◆ WHAT IS ASKED
Print all records exactly, leaving nothing out.

= = = = = = =

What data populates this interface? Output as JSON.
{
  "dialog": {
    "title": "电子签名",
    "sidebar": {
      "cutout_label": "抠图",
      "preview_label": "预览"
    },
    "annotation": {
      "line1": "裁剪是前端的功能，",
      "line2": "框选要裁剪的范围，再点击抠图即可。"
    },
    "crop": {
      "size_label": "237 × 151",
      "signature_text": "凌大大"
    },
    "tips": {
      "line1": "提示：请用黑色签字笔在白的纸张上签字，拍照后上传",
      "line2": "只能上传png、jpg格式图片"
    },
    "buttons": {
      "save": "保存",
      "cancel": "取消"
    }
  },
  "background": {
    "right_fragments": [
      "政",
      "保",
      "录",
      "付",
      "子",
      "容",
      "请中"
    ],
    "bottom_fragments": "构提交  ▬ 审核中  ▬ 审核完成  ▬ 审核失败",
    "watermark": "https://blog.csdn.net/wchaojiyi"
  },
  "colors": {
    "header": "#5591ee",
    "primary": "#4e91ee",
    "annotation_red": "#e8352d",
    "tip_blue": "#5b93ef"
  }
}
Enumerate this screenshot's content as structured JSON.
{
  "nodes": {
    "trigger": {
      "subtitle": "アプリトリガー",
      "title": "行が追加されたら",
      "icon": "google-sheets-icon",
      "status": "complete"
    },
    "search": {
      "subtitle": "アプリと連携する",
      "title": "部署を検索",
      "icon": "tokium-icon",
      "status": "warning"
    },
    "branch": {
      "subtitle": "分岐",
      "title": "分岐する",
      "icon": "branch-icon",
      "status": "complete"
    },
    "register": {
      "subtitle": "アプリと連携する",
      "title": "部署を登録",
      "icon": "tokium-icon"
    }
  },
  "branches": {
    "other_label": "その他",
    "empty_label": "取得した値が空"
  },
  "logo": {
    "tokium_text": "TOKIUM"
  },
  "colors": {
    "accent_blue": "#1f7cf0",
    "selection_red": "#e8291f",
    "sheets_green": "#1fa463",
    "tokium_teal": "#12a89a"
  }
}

= = = = = = =

◆ ANSWER TO THIS PROBLEM
What data populates this interface? Output as JSON.
{
  "dialog": {
    "title": "电子签名",
    "sidebar": {
      "cutout_label": "抠图",
      "preview_label": "预览"
    },
    "annotation": {
      "line1": "裁剪是前端的功能，",
      "line2": "框选要裁剪的范围，再点击抠图即可。"
    },
    "crop": {
      "size_label": "237 × 151",
      "signature_text": "凌大大"
    },
    "tips": {
      "line1": "提示：请用黑色签字笔在白的纸张上签字，拍照后上传",
      "line2": "只能上传png、jpg格式图片"
    },
    "buttons": {
      "save": "保存",
      "cancel": "取消"
    }
  },
  "background": {
    "right_fragments": [
      "政",
      "保",
      "录",
      "付",
      "子",
      "容",
      "请中"
    ],
    "bottom_fragments": "构提交  ▬ 审核中  ▬ 审核完成  ▬ 审核失败",
    "watermark": "https://blog.csdn.net/wchaojiyi"
  },
  "colors": {
    "header": "#5591ee",
    "primary": "#4e91ee",
    "annotation_red": "#e8352d",
    "tip_blue": "#5b93ef"
  }
}
Enumerate this screenshot's content as structured JSON.
{
  "nodes": {
    "trigger": {
      "subtitle": "アプリトリガー",
      "title": "行が追加されたら",
      "icon": "google-sheets-icon",
      "status": "complete"
    },
    "search": {
      "subtitle": "アプリと連携する",
      "title": "部署を検索",
      "icon": "tokium-icon",
      "status": "warning"
    },
    "branch": {
      "subtitle": "分岐",
      "title": "分岐する",
      "icon": "branch-icon",
      "status": "complete"
    },
    "register": {
      "subtitle": "アプリと連携する",
      "title": "部署を登録",
      "icon": "tokium-icon"
    }
  },
  "branches": {
    "other_label": "その他",
    "empty_label": "取得した値が空"
  },
  "logo": {
    "tokium_text": "TOKIUM"
  },
  "colors": {
    "accent_blue": "#1f7cf0",
    "selection_red": "#e8291f",
    "sheets_green": "#1fa463",
    "tokium_teal": "#12a89a"
  }
}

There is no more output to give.